- **WHAT TO DO**
All records are to be retyped faithfully and completely.

- **INPUT MATERIAL**
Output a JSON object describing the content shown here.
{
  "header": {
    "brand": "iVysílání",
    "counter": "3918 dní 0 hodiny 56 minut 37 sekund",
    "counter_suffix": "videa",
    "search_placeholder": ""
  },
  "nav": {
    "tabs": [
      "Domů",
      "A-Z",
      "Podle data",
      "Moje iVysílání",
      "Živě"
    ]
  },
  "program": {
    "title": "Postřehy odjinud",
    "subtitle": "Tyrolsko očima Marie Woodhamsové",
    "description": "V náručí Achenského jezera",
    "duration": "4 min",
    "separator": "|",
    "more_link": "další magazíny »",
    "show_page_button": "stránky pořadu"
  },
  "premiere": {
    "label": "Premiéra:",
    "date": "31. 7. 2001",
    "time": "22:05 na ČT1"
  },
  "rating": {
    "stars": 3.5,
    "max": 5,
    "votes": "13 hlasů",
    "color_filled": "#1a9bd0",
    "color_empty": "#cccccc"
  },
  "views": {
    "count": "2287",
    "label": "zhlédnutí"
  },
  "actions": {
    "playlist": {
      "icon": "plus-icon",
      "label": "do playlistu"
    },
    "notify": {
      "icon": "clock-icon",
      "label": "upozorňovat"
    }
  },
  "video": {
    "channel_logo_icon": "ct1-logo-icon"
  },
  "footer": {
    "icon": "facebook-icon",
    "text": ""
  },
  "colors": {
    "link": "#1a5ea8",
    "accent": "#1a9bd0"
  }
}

- **RESPONSE FOR THIS EXERCISE**
Output a JSON object describing the content shown here.
{
  "header": {
    "brand": "iVysílání",
    "counter": "3918 dní 0 hodiny 56 minut 37 sekund",
    "counter_suffix": "videa",
    "search_placeholder": ""
  },
  "nav": {
    "tabs": [
      "Domů",
      "A-Z",
      "Podle data",
      "Moje iVysílání",
      "Živě"
    ]
  },
  "program": {
    "title": "Postřehy odjinud",
    "subtitle": "Tyrolsko očima Marie Woodhamsové",
    "description": "V náručí Achenského jezera",
    "duration": "4 min",
    "separator": "|",
    "more_link": "další magazíny »",
    "show_page_button": "stránky pořadu"
  },
  "premiere": {
    "label": "Premiéra:",
    "date": "31. 7. 2001",
    "time": "22:05 na ČT1"
  },
  "rating": {
    "stars": 3.5,
    "max": 5,
    "votes": "13 hlasů",
    "color_filled": "#1a9bd0",
    "color_empty": "#cccccc"
  },
  "views": {
    "count": "2287",
    "label": "zhlédnutí"
  },
  "actions": {
    "playlist": {
      "icon": "plus-icon",
      "label": "do playlistu"
    },
    "notify": {
      "icon": "clock-icon",
      "label": "upozorňovat"
    }
  },
  "video": {
    "channel_logo_icon": "ct1-logo-icon"
  },
  "footer": {
    "icon": "facebook-icon",
    "text": ""
  },
  "colors": {
    "link": "#1a5ea8",
    "accent": "#1a9bd0"
  }
}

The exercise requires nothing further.